[start of Document excerpt]

On Tue, Aug 20, 2024 at 12:59 PM Daniel Weeks <dwe...@apache.org> wrote:

>
> I'm pretty strongly opposed to the idea of assigning new field ids as part
> of type promotion.  I understand what we're trying to accomplish, but I
> just don't think that's the right mechanism to achieve it.  The field id
> specifically identifies the field and shouldn't change as
> attributes change (name, type, comment, etc.).
>
> Isolating this issue to the most basic level, we always have a file with a
> source physical/logical representation and a target representation defined
> by the current table schema.  If we enumerate the specific transforms
> between the source and the target in the spec, there is no need to have a
> way to represent those in at the metadata level.  Historically, we've only
> allowed obvious and safe promotion (e.g. int to long).  I think some of the
> more "practical" cases like long to timestamp have made this more confusing
> because they seem arbitrary in terms of how we define the promotion (e.g.
> always interpret as ms) and may be confusing the situation because we want
> to accommodate typical use cases where people are migrating data without
> rewriting.
>
> I'm not convinced we want to make this more flexible or configurable in
> terms of how you can promote or what the representation is (e.g. different
> formats of date to string) as that introduces a lot of complexity and in
> most cases is safer to require a rewrite when making complex
> transformations on table.  I feel like those situations are better use
> cases for views and we shouldn't try to accommodate everything at the table
> level.
>
> The issue here is that we don't have appropriate fidelity in the metadata
> to map the stats to the current schema, so we can either introduce more
> metadata to close the gap or make partial progress until there's a better
> option (like moving the parquet metadata with explicit type information at
> the stats level).
>
> In terms of keeping complexity low, I'd lean more towards restricting
> evolution (like with incompatible transforms) than trying to accommodate
> those use cases with a more complicated representation.

[end of Document excerpt]

:: Task goal ::
List every example that the type-promotion email introduces with "e.g." and quote each one. The data that follows comes from a separate source and is unrelated to the type-promotion email.

[start of Data section]

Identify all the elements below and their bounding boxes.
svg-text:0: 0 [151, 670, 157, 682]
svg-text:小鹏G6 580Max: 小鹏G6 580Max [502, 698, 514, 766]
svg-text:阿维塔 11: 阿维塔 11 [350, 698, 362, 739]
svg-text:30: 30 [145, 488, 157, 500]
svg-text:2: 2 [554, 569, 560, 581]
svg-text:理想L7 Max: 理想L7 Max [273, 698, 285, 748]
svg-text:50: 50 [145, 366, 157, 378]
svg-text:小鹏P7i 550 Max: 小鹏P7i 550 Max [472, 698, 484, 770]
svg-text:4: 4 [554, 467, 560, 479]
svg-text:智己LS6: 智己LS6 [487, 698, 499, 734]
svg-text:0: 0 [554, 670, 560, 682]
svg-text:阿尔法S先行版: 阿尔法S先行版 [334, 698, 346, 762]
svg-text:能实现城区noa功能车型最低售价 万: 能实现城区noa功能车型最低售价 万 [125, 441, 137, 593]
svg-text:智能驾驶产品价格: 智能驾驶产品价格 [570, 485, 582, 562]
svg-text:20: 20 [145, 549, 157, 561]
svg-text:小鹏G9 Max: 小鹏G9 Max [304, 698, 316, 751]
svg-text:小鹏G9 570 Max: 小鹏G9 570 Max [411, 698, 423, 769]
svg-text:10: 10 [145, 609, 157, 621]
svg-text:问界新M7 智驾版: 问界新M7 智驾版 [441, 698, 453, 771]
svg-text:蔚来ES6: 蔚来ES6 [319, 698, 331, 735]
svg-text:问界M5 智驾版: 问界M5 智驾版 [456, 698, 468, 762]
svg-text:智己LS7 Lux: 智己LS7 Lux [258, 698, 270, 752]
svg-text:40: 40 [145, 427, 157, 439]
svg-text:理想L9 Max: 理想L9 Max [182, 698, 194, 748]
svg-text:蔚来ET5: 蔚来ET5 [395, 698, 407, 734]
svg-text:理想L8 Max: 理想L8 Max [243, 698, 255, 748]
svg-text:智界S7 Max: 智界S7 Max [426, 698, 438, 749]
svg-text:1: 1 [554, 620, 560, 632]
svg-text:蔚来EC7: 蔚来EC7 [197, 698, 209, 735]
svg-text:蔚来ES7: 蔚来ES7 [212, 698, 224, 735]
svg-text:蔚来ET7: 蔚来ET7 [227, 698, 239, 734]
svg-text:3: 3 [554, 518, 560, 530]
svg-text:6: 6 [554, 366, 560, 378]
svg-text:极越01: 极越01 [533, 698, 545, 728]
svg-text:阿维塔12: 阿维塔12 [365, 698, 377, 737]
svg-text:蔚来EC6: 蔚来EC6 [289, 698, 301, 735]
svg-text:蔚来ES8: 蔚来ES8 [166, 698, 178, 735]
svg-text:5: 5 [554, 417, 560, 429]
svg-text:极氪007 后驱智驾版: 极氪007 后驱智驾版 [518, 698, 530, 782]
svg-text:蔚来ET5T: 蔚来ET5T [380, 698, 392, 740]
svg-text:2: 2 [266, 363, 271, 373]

[end of Data section]

:: Completed task ::
- "int to long"
- "always interpret as ms"
- "different formats of date to string"